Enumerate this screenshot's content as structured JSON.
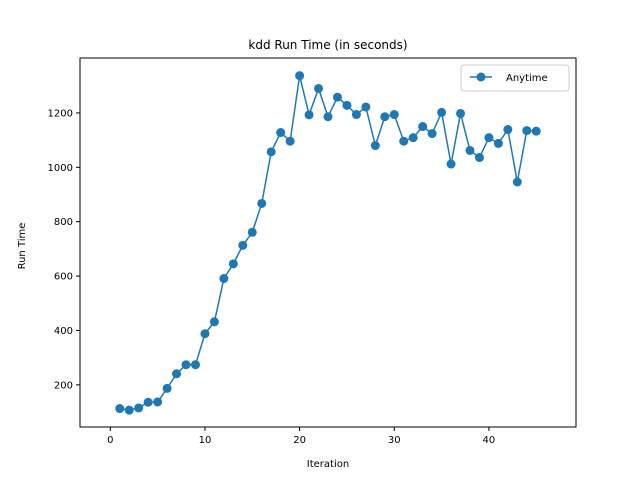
{
  "chart_data": {
    "type": "line",
    "title": "kdd Run Time (in seconds)",
    "xlabel": "Iteration",
    "ylabel": "Run Time",
    "xlim": [
      -3.2,
      49.2
    ],
    "ylim": [
      45,
      1402
    ],
    "xticks": [
      0,
      10,
      20,
      30,
      40
    ],
    "yticks": [
      200,
      400,
      600,
      800,
      1000,
      1200
    ],
    "grid": false,
    "legend_position": "upper right",
    "series": [
      {
        "name": "Anytime",
        "color": "#1f77b4",
        "marker": "circle",
        "x": [
          1,
          2,
          3,
          4,
          5,
          6,
          7,
          8,
          9,
          10,
          11,
          12,
          13,
          14,
          15,
          16,
          17,
          18,
          19,
          20,
          21,
          22,
          23,
          24,
          25,
          26,
          27,
          28,
          29,
          30,
          31,
          32,
          33,
          34,
          35,
          36,
          37,
          38,
          39,
          40,
          41,
          42,
          43,
          44,
          45
        ],
        "y": [
          113,
          107,
          115,
          136,
          137,
          187,
          241,
          274,
          274,
          388,
          432,
          591,
          645,
          713,
          761,
          867,
          1057,
          1128,
          1096,
          1337,
          1193,
          1290,
          1186,
          1258,
          1228,
          1194,
          1222,
          1080,
          1186,
          1194,
          1096,
          1109,
          1150,
          1124,
          1202,
          1012,
          1198,
          1062,
          1036,
          1109,
          1088,
          1139,
          946,
          1135,
          1133
        ]
      }
    ]
  }
}
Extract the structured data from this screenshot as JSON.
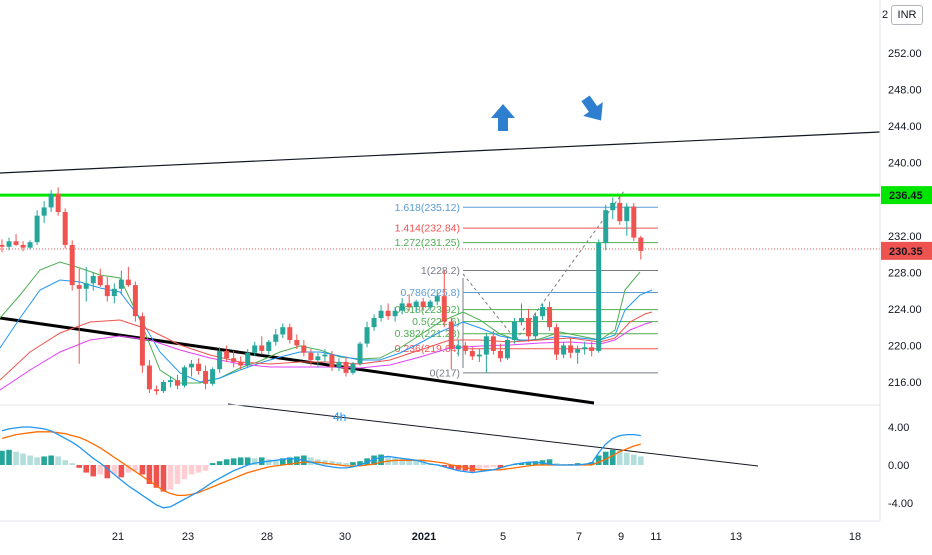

========================================

### Problem to solve:
Print the complete listing exactly, apart from any pictures.

### Solution below:
Enumerate this screenshot's content as structured JSON.
{
  "chart_data": {
    "type": "line",
    "title": "kdd Run Time (in seconds)",
    "xlabel": "Iteration",
    "ylabel": "Run Time",
    "xlim": [
      -3.2,
      49.2
    ],
    "ylim": [
      45,
      1402
    ],
    "xticks": [
      0,
      10,
      20,
      30,
      40
    ],
    "yticks": [
      200,
      400,
      600,
      800,
      1000,
      1200
    ],
    "grid": false,
    "legend_position": "upper right",
    "series": [
      {
        "name": "Anytime",
        "color": "#1f77b4",
        "marker": "circle",
        "x": [
          1,
          2,
          3,
          4,
          5,
          6,
          7,
          8,
          9,
          10,
          11,
          12,
          13,
          14,
          15,
          16,
          17,
          18,
          19,
          20,
          21,
          22,
          23,
          24,
          25,
          26,
          27,
          28,
          29,
          30,
          31,
          32,
          33,
          34,
          35,
          36,
          37,
          38,
          39,
          40,
          41,
          42,
          43,
          44,
          45
        ],
        "y": [
          113,
          107,
          115,
          136,
          137,
          187,
          241,
          274,
          274,
          388,
          432,
          591,
          645,
          713,
          761,
          867,
          1057,
          1128,
          1096,
          1337,
          1193,
          1290,
          1186,
          1258,
          1228,
          1194,
          1222,
          1080,
          1186,
          1194,
          1096,
          1109,
          1150,
          1124,
          1202,
          1012,
          1198,
          1062,
          1036,
          1109,
          1088,
          1139,
          946,
          1135,
          1133
        ]
      }
    ]
  }
}
Extract the structured data from this screenshot as JSON.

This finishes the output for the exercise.